_RECORDS SUPPLIED:_
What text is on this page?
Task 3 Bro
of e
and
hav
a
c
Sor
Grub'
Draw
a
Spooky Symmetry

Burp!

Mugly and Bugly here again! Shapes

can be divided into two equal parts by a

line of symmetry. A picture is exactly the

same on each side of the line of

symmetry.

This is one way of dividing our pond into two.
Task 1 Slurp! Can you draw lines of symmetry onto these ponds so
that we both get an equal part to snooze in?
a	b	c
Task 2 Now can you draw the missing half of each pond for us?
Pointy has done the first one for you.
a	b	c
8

* * *

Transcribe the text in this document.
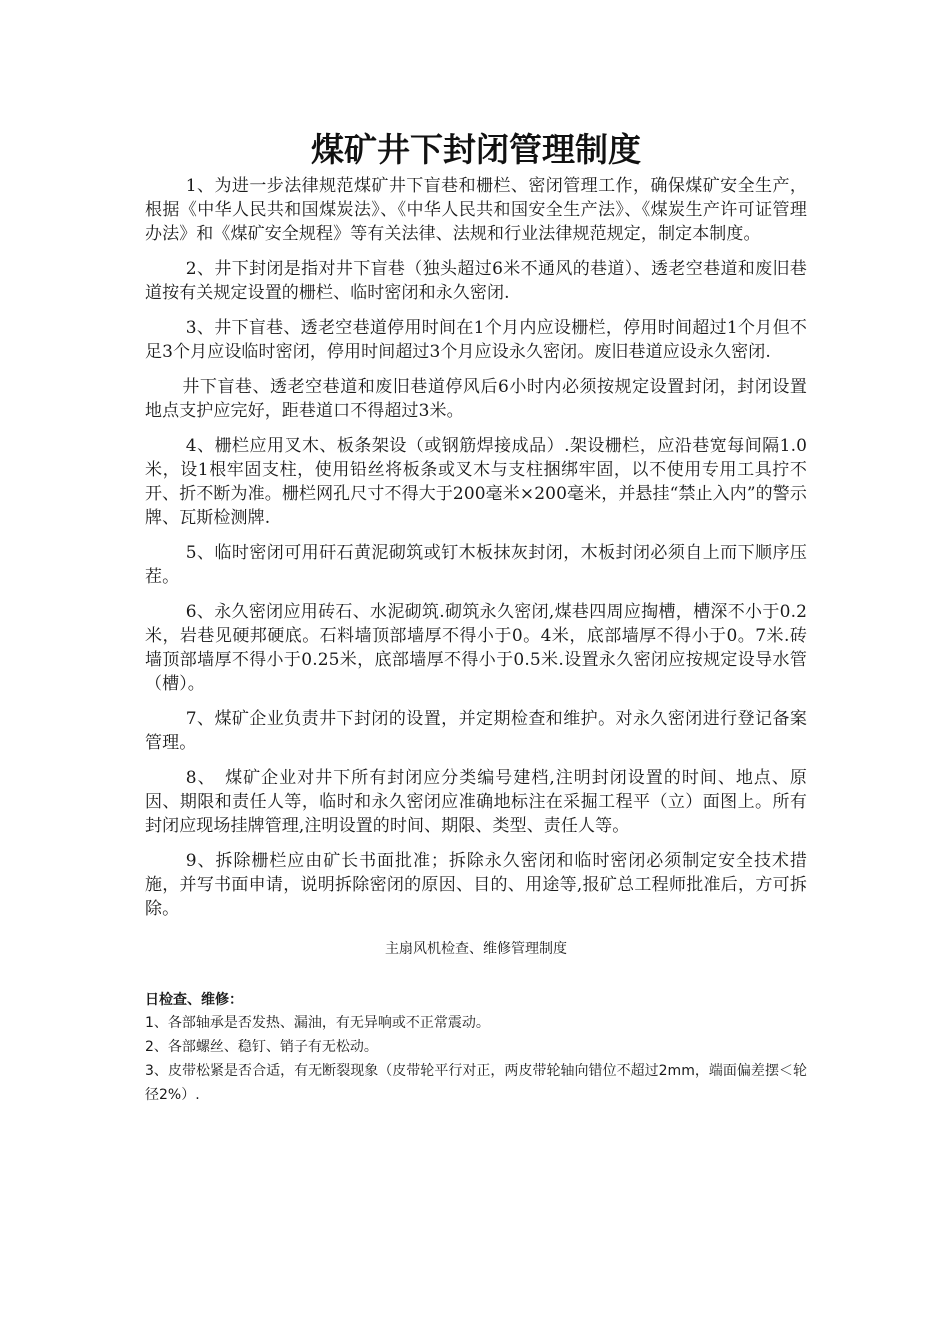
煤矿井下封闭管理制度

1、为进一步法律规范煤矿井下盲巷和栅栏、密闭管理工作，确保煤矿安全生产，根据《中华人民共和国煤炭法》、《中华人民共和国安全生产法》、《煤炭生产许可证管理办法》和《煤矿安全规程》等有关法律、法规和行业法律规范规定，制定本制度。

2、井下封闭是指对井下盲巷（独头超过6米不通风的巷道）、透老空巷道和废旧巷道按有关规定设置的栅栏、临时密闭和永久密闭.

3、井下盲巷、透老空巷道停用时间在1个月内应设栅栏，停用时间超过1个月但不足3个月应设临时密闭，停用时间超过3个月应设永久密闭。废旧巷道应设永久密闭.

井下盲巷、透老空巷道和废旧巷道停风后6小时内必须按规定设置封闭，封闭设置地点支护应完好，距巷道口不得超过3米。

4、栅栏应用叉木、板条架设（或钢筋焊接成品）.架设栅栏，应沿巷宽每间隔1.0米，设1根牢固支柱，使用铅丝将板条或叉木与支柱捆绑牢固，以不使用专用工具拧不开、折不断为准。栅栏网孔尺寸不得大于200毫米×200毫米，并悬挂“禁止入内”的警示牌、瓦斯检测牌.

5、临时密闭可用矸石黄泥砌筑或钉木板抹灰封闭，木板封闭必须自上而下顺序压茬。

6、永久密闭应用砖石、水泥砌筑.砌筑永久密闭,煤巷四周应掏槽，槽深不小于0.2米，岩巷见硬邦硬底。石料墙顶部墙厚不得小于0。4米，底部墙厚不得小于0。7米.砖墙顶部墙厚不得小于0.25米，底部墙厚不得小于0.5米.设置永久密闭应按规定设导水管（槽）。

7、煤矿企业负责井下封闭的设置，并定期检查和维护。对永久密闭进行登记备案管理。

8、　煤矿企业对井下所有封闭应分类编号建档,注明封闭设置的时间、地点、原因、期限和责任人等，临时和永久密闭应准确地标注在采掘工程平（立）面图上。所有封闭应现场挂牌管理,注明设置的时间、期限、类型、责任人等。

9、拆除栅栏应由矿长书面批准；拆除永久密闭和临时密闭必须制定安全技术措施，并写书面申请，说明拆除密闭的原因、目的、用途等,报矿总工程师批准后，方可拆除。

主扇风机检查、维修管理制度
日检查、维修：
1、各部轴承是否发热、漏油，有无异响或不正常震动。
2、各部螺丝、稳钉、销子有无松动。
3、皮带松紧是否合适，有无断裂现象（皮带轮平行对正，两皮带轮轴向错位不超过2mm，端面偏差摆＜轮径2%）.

_INSTRUCTIONS TO FOLLOW:_
Scan the material above. Copy each line where "equal" occurs.

_REPLY:_
can be divided into two equal parts by a
that we both get an equal part to snooze in?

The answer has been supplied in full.